[Problem] Copy each line of the records that holds the string "Time".

BEGIN Dataset entries

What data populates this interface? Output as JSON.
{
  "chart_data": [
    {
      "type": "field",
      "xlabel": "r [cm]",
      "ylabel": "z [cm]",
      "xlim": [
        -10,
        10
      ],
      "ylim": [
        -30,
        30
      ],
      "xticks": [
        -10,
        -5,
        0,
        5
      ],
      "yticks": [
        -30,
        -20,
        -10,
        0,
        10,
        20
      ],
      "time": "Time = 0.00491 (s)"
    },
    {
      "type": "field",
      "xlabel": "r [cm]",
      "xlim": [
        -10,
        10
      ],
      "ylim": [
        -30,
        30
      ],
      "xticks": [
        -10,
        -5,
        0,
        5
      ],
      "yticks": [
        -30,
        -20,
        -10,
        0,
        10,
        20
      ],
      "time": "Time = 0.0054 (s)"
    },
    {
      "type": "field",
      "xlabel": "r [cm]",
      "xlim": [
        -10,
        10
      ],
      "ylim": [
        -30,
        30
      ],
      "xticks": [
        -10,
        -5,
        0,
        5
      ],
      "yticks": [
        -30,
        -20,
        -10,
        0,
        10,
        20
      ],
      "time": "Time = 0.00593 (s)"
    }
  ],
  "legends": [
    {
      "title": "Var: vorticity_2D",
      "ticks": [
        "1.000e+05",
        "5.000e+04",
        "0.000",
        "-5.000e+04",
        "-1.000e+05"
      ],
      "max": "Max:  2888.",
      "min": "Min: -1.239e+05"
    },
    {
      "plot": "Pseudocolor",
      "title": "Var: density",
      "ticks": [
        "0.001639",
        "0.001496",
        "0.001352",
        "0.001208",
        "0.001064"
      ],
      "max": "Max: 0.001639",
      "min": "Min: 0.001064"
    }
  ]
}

END Dataset entries

[Task result]
      "time": "Time = 0.00491 (s)"
      "time": "Time = 0.0054 (s)"
      "time": "Time = 0.00593 (s)"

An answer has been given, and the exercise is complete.